--- BEGIN DATASET CONTENT ---

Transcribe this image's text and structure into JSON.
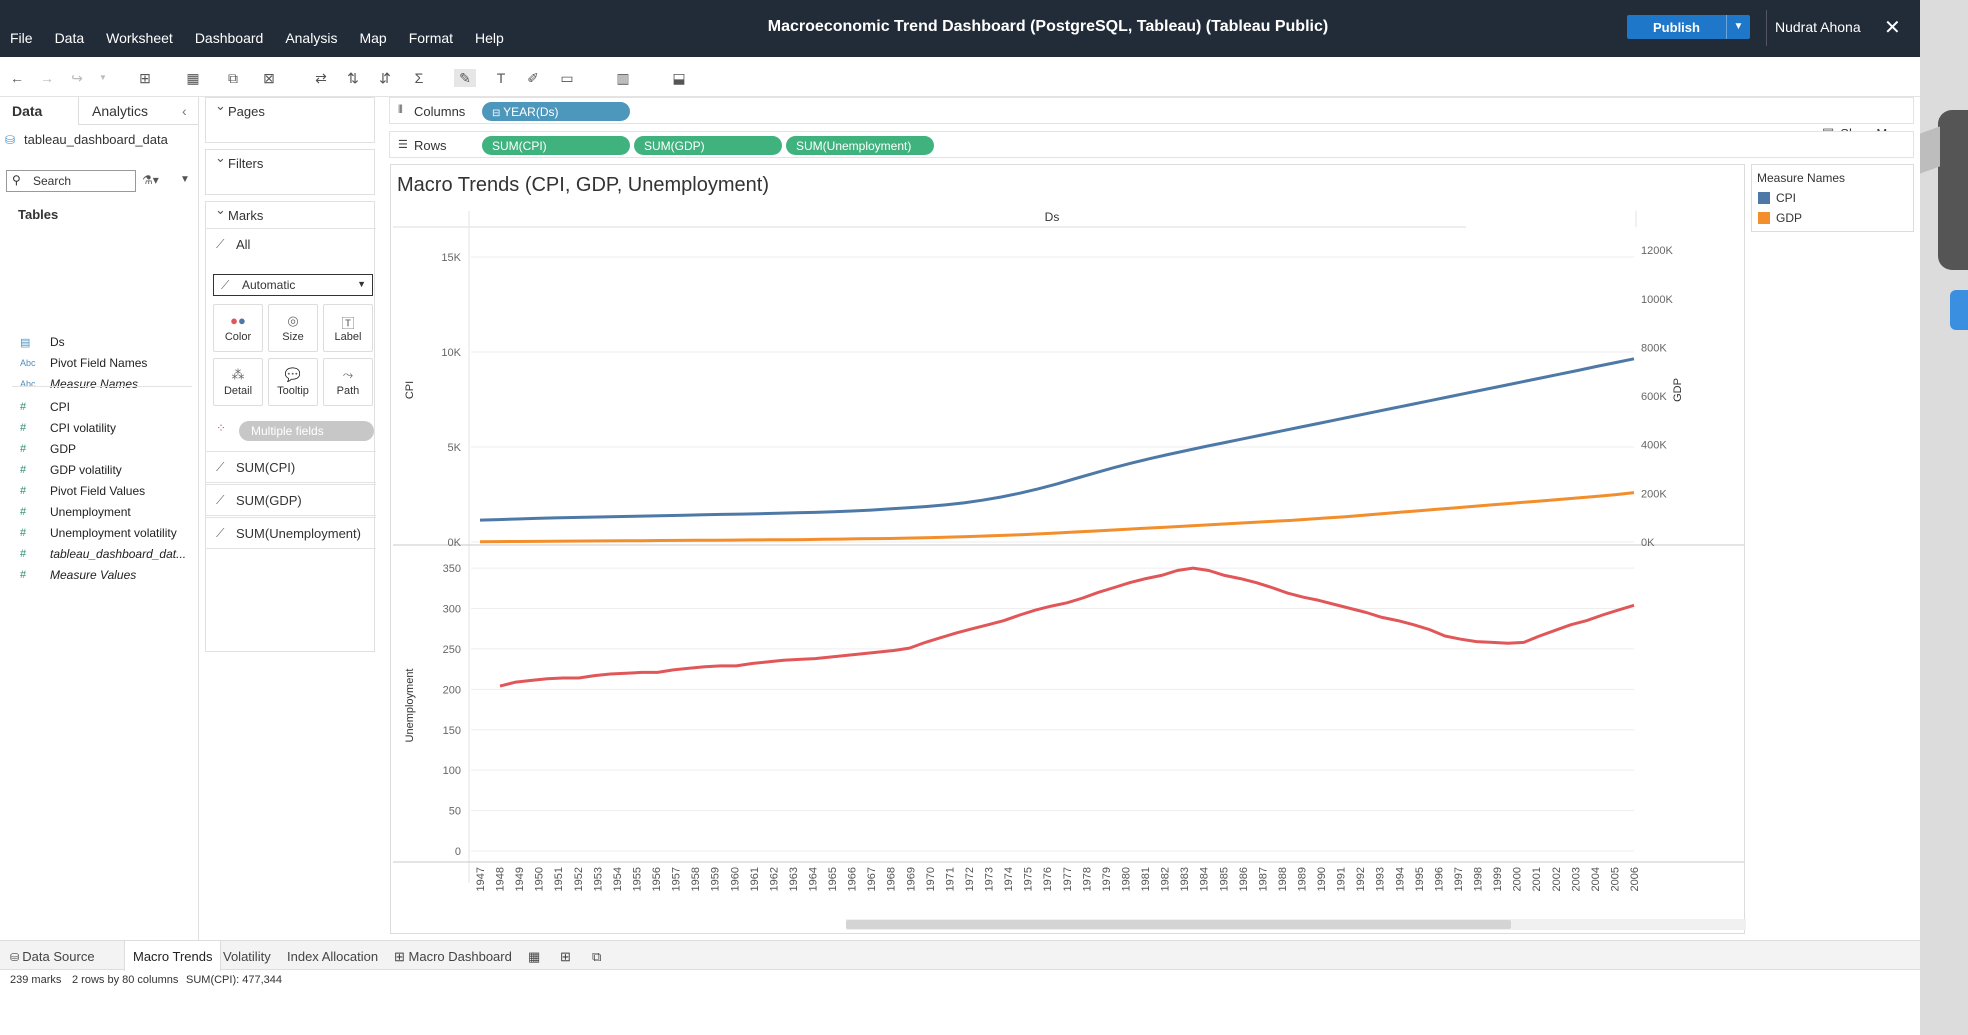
{
  "window": {
    "title": "Macroeconomic Trend Dashboard (PostgreSQL, Tableau) (Tableau Public)",
    "menu": [
      "File",
      "Data",
      "Worksheet",
      "Dashboard",
      "Analysis",
      "Map",
      "Format",
      "Help"
    ],
    "publish_label": "Publish",
    "user": "Nudrat Ahona"
  },
  "toolbar": {
    "show_me": "Show Me"
  },
  "data_pane": {
    "tabs": [
      "Data",
      "Analytics"
    ],
    "datasource": "tableau_dashboard_data",
    "search_placeholder": "Search",
    "tables_header": "Tables",
    "fields": [
      {
        "name": "Ds",
        "type": "date",
        "italic": false
      },
      {
        "name": "Pivot Field Names",
        "type": "abc",
        "italic": false
      },
      {
        "name": "Measure Names",
        "type": "abc",
        "italic": true
      },
      {
        "name": "CPI",
        "type": "num",
        "italic": false
      },
      {
        "name": "CPI volatility",
        "type": "num",
        "italic": false
      },
      {
        "name": "GDP",
        "type": "num",
        "italic": false
      },
      {
        "name": "GDP volatility",
        "type": "num",
        "italic": false
      },
      {
        "name": "Pivot Field Values",
        "type": "num",
        "italic": false
      },
      {
        "name": "Unemployment",
        "type": "num",
        "italic": false
      },
      {
        "name": "Unemployment volatility",
        "type": "num",
        "italic": false
      },
      {
        "name": "tableau_dashboard_dat...",
        "type": "num",
        "italic": true
      },
      {
        "name": "Measure Values",
        "type": "num",
        "italic": true
      }
    ]
  },
  "cards": {
    "pages": "Pages",
    "filters": "Filters",
    "marks": "Marks",
    "marks_all": "All",
    "mark_type": "Automatic",
    "buttons": [
      "Color",
      "Size",
      "Label",
      "Detail",
      "Tooltip",
      "Path"
    ],
    "multiple_fields": "Multiple fields",
    "measures": [
      "SUM(CPI)",
      "SUM(GDP)",
      "SUM(Unemployment)"
    ]
  },
  "shelves": {
    "columns_label": "Columns",
    "columns_pill": "YEAR(Ds)",
    "rows_label": "Rows",
    "rows_pills": [
      "SUM(CPI)",
      "SUM(GDP)",
      "SUM(Unemployment)"
    ]
  },
  "legend": {
    "title": "Measure Names",
    "items": [
      {
        "label": "CPI",
        "color": "#4e79a7"
      },
      {
        "label": "GDP",
        "color": "#f28e2b"
      }
    ]
  },
  "sheet_tabs": [
    "Data Source",
    "Macro Trends",
    "Volatility",
    "Index Allocation",
    "Macro Dashboard"
  ],
  "active_sheet": "Macro Trends",
  "status": {
    "marks": "239 marks",
    "dims": "2 rows by 80 columns",
    "sum": "SUM(CPI): 477,344"
  },
  "chart_data": {
    "type": "line",
    "title": "Macro Trends (CPI, GDP, Unemployment)",
    "column_header": "Ds",
    "x": [
      1947,
      1948,
      1949,
      1950,
      1951,
      1952,
      1953,
      1954,
      1955,
      1956,
      1957,
      1958,
      1959,
      1960,
      1961,
      1962,
      1963,
      1964,
      1965,
      1966,
      1967,
      1968,
      1969,
      1970,
      1971,
      1972,
      1973,
      1974,
      1975,
      1976,
      1977,
      1978,
      1979,
      1980,
      1981,
      1982,
      1983,
      1984,
      1985,
      1986,
      1987,
      1988,
      1989,
      1990,
      1991,
      1992,
      1993,
      1994,
      1995,
      1996,
      1997,
      1998,
      1999,
      2000,
      2001,
      2002,
      2003,
      2004,
      2005,
      2006
    ],
    "panes": [
      {
        "ylabel": "CPI",
        "ylim": [
          0,
          16000
        ],
        "yticks": [
          "15K",
          "10K",
          "5K",
          "0K"
        ],
        "ytick_values": [
          15000,
          10000,
          5000,
          0
        ],
        "y2label": "GDP",
        "y2lim": [
          0,
          1250000
        ],
        "y2ticks": [
          "1200K",
          "1000K",
          "800K",
          "600K",
          "400K",
          "200K",
          "0K"
        ],
        "y2tick_values": [
          1200000,
          1000000,
          800000,
          600000,
          400000,
          200000,
          0
        ],
        "series": [
          {
            "name": "CPI",
            "axis": "left",
            "color": "#4e79a7",
            "values": [
              1150,
              1180,
              1210,
              1240,
              1270,
              1290,
              1310,
              1330,
              1350,
              1370,
              1390,
              1410,
              1430,
              1450,
              1470,
              1490,
              1510,
              1535,
              1560,
              1590,
              1630,
              1680,
              1740,
              1800,
              1870,
              1950,
              2060,
              2200,
              2370,
              2570,
              2800,
              3060,
              3340,
              3620,
              3900,
              4150,
              4390,
              4610,
              4820,
              5030,
              5230,
              5430,
              5630,
              5830,
              6030,
              6230,
              6430,
              6630,
              6830,
              7030,
              7230,
              7430,
              7630,
              7830,
              8030,
              8230,
              8430,
              8630,
              8830,
              9030,
              9240,
              9440,
              9640
            ]
          },
          {
            "name": "GDP",
            "axis": "right",
            "color": "#f28e2b",
            "values": [
              1000,
              1500,
              2000,
              2500,
              3000,
              3500,
              4000,
              4500,
              5000,
              5500,
              6000,
              6500,
              7000,
              7500,
              8000,
              8500,
              9000,
              9500,
              10000,
              11000,
              12000,
              13000,
              14000,
              15000,
              16500,
              18000,
              20000,
              22000,
              24500,
              27000,
              30000,
              33500,
              37000,
              41000,
              45000,
              49000,
              53000,
              57000,
              61000,
              65000,
              69000,
              73000,
              77000,
              81000,
              85000,
              89000,
              94000,
              99000,
              104000,
              110000,
              116000,
              122000,
              128000,
              134000,
              140000,
              146000,
              152000,
              158000,
              164000,
              170000,
              176000,
              182000,
              188000,
              195000,
              203000
            ]
          }
        ]
      },
      {
        "ylabel": "Unemployment",
        "ylim": [
          0,
          360
        ],
        "yticks": [
          "350",
          "300",
          "250",
          "200",
          "150",
          "100",
          "50",
          "0"
        ],
        "ytick_values": [
          350,
          300,
          250,
          200,
          150,
          100,
          50,
          0
        ],
        "series": [
          {
            "name": "Unemployment",
            "axis": "left",
            "color": "#e15759",
            "values": [
              204,
              209,
              211,
              213,
              214,
              214,
              217,
              219,
              220,
              221,
              221,
              224,
              226,
              228,
              229,
              229,
              232,
              234,
              236,
              237,
              238,
              240,
              242,
              244,
              246,
              248,
              251,
              258,
              264,
              270,
              275,
              280,
              285,
              292,
              298,
              303,
              307,
              313,
              320,
              326,
              332,
              337,
              341,
              347,
              350,
              347,
              341,
              337,
              332,
              326,
              319,
              314,
              310,
              305,
              300,
              295,
              289,
              285,
              280,
              274,
              266,
              262,
              259,
              258,
              257,
              258,
              266,
              273,
              280,
              285,
              292,
              298,
              304
            ]
          }
        ]
      }
    ]
  }
}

--- END DATASET CONTENT ---

= SET TASK =
Among the lines above, how many contain the string "Trends"? State the number alone.

= SOLUTION FOR THIS TASK =
3